— Start Input —
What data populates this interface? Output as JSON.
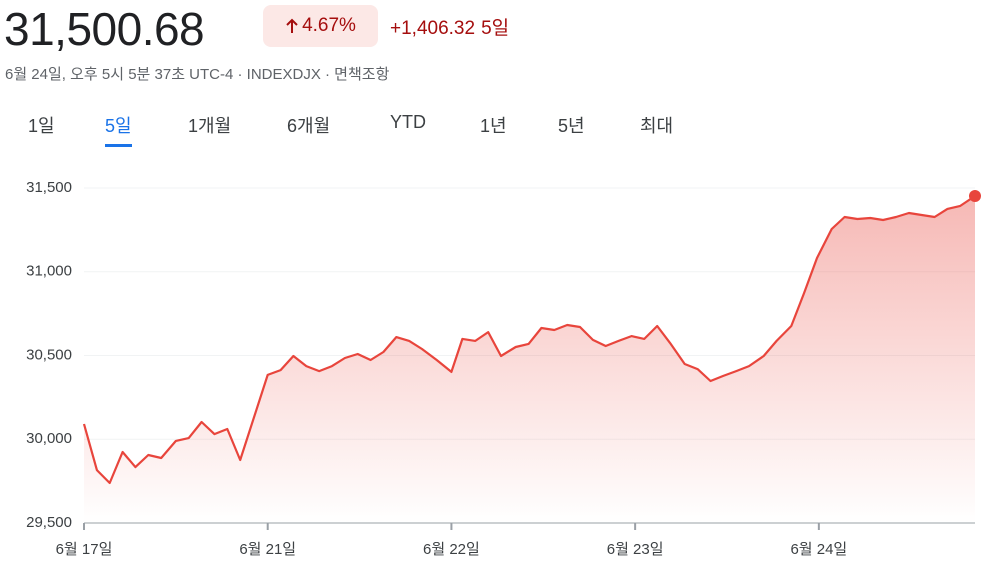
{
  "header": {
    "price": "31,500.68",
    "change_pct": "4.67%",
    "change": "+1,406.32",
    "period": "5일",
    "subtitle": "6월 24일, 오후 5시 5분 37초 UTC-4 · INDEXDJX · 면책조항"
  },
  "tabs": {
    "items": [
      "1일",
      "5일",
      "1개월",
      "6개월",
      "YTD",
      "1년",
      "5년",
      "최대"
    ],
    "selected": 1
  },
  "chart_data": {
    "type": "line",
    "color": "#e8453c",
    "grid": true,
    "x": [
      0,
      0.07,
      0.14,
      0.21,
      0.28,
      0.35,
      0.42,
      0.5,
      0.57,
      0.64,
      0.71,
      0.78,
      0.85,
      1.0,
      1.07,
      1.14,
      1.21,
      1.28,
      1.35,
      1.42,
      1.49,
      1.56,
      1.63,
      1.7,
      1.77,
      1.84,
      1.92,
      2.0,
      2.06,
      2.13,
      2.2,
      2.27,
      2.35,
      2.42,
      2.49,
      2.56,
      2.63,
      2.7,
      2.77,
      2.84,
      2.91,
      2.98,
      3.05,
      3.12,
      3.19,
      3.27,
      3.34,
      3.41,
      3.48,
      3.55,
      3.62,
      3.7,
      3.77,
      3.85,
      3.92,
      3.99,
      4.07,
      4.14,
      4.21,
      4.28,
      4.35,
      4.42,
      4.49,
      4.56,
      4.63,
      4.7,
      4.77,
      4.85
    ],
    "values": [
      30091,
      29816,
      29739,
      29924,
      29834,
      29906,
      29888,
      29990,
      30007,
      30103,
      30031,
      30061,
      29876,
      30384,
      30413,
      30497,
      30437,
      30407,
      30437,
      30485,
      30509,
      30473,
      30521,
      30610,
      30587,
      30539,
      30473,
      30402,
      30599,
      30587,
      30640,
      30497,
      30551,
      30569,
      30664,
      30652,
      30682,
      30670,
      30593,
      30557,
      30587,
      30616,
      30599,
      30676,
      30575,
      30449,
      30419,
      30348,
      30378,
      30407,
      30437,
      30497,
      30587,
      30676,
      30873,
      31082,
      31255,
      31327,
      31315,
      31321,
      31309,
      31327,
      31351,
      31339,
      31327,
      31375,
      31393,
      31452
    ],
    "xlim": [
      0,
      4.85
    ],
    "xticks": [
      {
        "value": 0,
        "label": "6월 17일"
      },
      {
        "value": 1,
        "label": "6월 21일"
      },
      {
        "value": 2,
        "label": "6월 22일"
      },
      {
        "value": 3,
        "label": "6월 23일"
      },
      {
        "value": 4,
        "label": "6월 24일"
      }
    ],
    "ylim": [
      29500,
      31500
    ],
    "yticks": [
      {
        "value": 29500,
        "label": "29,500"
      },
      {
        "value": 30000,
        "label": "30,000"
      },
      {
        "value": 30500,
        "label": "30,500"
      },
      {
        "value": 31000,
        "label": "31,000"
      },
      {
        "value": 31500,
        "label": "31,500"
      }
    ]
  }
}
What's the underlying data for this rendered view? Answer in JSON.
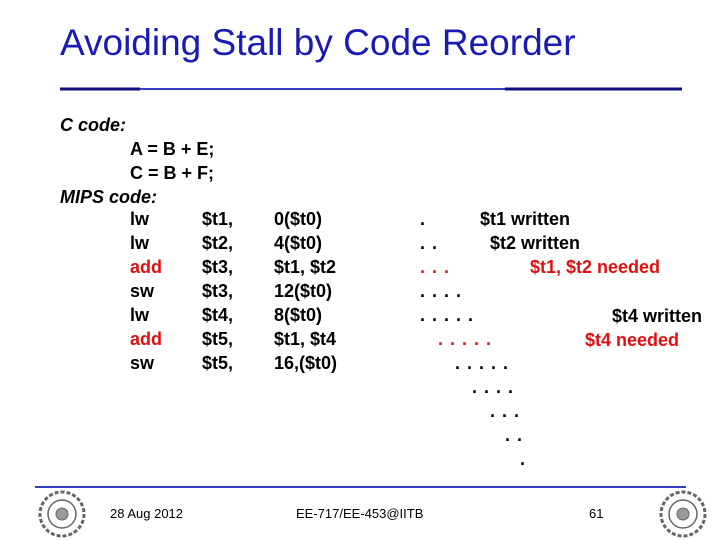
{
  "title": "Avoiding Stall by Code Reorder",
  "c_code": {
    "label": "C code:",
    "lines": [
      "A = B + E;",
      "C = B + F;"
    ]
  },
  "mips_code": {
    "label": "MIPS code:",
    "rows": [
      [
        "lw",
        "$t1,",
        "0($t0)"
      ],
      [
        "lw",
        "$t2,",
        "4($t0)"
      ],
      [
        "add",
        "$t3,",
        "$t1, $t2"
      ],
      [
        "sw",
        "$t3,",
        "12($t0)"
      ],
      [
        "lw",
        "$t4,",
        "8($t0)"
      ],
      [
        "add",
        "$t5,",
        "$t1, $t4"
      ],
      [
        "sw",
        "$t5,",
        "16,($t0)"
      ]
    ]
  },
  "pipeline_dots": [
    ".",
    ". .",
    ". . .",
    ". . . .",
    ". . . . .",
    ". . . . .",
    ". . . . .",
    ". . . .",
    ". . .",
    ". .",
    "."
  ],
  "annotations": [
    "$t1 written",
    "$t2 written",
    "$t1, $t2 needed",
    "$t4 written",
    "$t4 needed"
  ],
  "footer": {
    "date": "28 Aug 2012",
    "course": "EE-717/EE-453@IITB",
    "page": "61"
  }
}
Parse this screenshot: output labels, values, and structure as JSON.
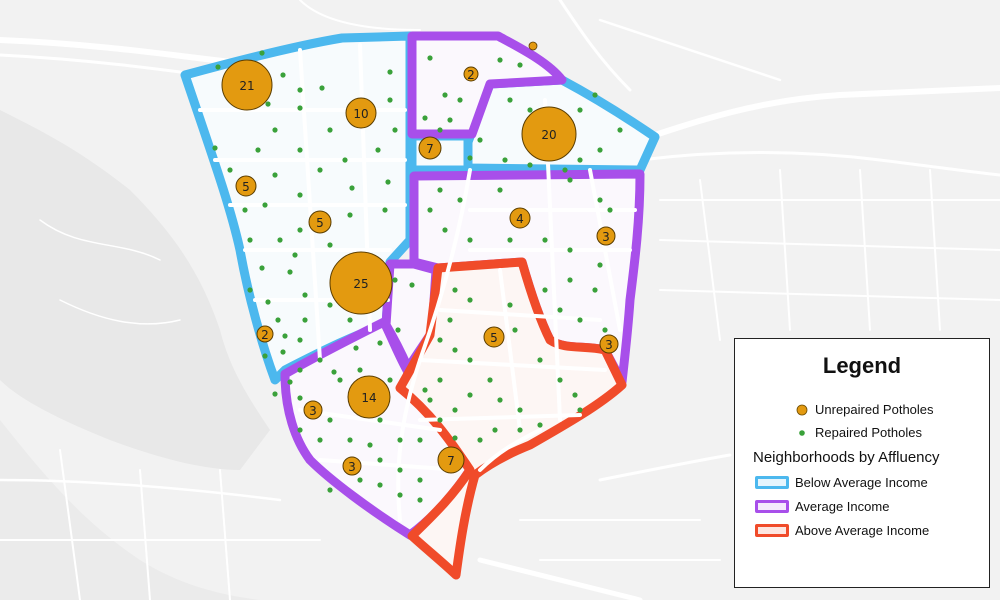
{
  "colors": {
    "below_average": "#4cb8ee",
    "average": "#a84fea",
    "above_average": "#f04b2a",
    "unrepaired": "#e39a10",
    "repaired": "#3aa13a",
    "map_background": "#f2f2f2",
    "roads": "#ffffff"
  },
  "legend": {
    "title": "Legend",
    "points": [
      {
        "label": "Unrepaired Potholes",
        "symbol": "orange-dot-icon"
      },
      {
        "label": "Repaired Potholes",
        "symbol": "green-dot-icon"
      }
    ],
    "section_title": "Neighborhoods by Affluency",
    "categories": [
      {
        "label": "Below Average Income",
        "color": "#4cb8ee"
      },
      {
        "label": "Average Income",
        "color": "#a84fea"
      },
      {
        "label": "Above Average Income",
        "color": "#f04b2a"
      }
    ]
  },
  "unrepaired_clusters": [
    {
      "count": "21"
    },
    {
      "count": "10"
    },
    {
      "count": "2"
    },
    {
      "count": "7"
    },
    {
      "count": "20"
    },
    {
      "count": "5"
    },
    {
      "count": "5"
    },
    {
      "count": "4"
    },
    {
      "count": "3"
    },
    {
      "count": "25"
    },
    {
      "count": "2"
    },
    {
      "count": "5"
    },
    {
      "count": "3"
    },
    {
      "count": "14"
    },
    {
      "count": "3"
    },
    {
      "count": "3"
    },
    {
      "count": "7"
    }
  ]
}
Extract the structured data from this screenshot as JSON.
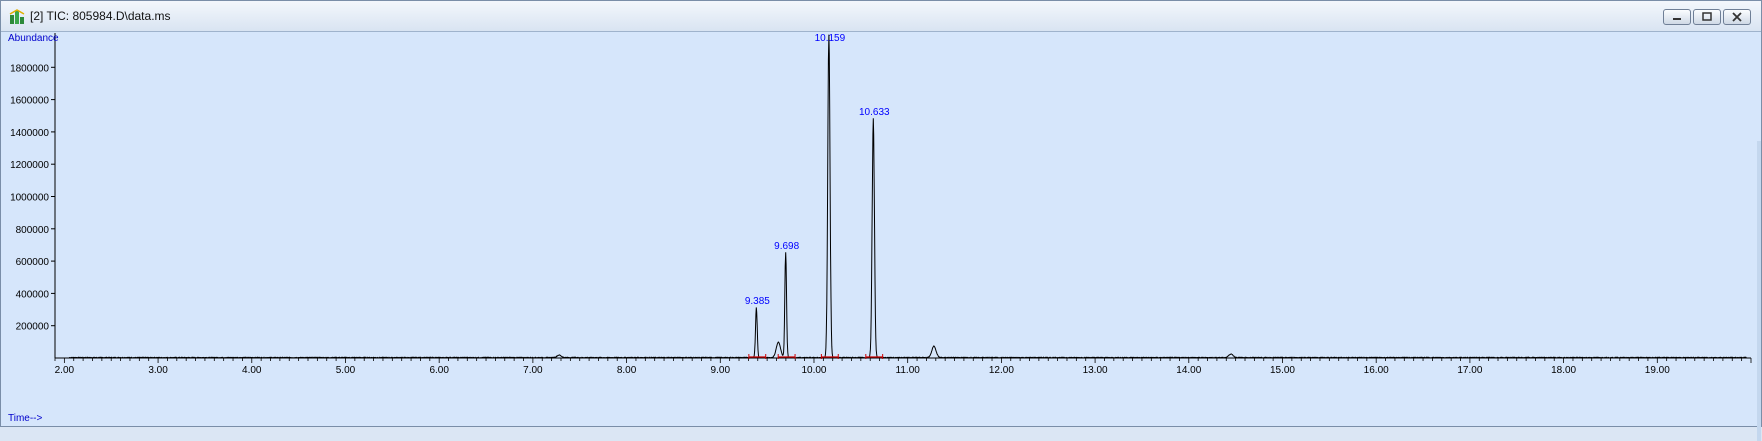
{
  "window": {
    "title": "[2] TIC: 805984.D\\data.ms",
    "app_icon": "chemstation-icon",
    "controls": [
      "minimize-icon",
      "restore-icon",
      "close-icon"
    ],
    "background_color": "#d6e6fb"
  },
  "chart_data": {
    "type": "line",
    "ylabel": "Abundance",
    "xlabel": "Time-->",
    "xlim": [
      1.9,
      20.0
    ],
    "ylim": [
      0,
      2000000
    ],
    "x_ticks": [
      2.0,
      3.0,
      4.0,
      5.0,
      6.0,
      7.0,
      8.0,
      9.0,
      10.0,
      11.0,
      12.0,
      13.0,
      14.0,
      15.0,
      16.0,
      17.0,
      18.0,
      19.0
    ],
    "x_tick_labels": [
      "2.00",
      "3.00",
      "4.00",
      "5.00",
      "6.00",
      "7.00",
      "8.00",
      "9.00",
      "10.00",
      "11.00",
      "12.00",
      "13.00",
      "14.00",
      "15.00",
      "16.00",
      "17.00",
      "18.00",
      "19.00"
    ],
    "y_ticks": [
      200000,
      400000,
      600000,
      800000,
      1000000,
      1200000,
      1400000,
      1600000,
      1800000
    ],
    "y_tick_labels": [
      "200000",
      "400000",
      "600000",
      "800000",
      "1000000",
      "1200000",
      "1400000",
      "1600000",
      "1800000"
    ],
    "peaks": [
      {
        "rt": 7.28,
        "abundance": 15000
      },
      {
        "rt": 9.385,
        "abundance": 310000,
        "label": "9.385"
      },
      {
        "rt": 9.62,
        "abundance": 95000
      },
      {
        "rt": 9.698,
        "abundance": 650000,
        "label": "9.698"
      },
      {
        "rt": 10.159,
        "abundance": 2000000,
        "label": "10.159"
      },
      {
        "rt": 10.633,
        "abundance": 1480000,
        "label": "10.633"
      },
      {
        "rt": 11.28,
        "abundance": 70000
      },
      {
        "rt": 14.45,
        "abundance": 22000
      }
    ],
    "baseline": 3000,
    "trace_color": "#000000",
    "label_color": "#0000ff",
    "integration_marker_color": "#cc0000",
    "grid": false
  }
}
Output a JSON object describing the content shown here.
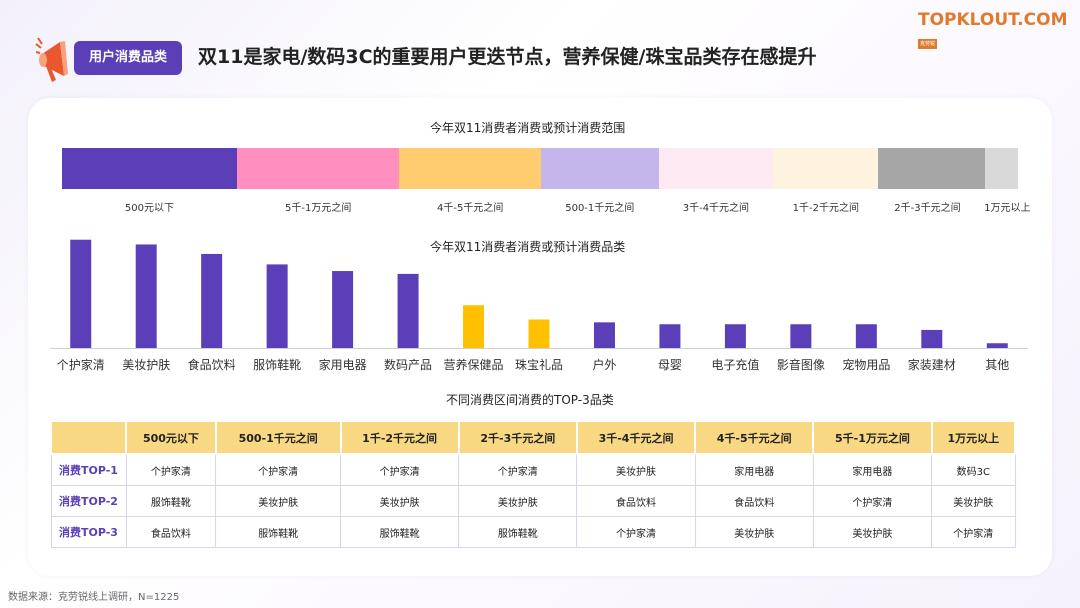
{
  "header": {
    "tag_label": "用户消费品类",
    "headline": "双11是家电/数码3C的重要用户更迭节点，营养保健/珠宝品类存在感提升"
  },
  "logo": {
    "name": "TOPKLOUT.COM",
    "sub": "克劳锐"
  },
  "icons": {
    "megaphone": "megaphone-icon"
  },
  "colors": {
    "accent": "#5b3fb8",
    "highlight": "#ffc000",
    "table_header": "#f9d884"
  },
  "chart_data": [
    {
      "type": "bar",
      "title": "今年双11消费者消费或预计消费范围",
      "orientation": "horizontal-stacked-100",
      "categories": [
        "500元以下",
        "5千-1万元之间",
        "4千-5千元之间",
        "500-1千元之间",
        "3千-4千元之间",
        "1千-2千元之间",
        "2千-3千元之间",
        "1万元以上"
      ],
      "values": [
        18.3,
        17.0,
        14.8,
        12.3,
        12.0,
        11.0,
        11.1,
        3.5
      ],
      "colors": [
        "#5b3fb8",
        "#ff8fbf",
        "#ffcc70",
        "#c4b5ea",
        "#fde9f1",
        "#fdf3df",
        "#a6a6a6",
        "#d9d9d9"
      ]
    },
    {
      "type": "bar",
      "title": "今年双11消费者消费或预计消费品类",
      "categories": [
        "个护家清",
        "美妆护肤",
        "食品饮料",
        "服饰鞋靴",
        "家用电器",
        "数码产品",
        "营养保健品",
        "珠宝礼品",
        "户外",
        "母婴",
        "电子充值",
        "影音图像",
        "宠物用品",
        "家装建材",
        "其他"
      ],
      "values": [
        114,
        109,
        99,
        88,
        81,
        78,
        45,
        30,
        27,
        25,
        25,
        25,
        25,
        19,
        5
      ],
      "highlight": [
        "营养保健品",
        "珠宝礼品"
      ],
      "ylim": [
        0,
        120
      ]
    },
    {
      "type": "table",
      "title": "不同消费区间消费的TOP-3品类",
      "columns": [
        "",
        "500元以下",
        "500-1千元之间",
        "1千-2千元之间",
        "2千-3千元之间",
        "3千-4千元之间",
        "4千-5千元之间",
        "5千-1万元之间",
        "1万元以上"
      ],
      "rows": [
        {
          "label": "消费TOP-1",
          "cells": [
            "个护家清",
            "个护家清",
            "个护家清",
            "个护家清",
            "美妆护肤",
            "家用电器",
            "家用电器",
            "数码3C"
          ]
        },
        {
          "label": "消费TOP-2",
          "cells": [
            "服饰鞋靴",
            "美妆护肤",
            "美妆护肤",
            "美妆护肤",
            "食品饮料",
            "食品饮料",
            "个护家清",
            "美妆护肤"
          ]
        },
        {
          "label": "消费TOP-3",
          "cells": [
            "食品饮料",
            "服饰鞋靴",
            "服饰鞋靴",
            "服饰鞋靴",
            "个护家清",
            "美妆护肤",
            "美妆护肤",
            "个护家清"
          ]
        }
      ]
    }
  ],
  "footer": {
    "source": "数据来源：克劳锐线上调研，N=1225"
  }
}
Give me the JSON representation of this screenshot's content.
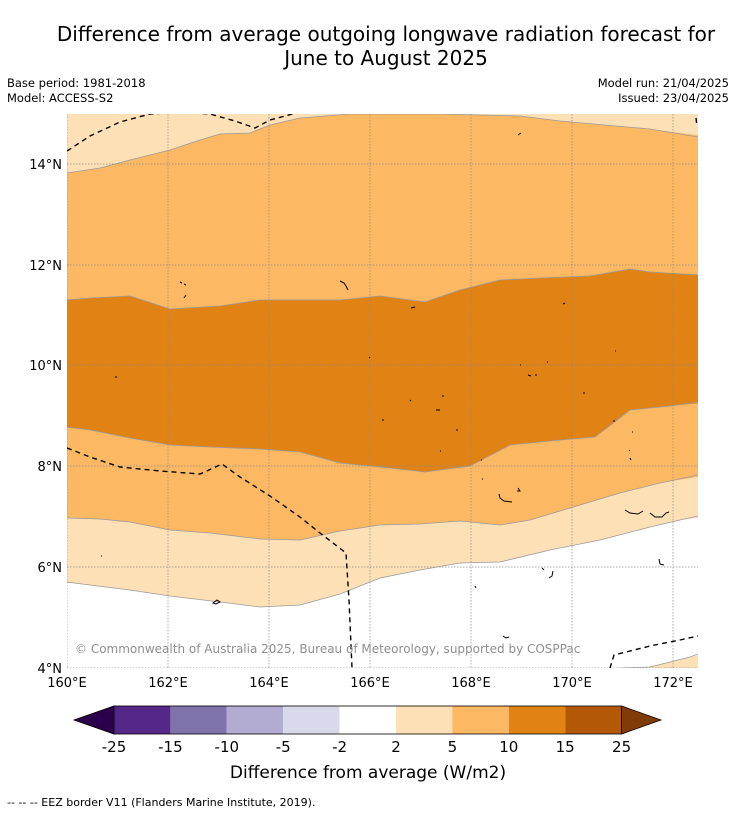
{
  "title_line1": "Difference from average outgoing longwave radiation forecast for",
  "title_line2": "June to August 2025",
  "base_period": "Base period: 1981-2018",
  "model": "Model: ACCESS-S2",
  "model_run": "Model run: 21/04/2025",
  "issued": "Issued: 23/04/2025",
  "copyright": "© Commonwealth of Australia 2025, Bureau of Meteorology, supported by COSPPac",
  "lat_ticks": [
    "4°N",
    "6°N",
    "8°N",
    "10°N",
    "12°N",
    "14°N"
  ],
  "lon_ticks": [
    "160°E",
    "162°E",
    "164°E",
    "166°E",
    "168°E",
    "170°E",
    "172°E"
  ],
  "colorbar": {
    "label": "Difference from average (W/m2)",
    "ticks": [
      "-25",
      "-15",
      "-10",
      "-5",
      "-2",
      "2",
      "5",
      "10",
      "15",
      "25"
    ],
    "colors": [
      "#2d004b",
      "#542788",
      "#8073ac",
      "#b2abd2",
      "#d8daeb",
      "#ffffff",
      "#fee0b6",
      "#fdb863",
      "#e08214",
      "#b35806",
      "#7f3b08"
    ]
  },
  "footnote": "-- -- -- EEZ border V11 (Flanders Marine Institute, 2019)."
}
— End Input —
- _Objective_
List all lines holding the string "Income".

- _Correct answer_
        "label": "Below Average Income",
        "label": "Average Income",
        "label": "Above Average Income",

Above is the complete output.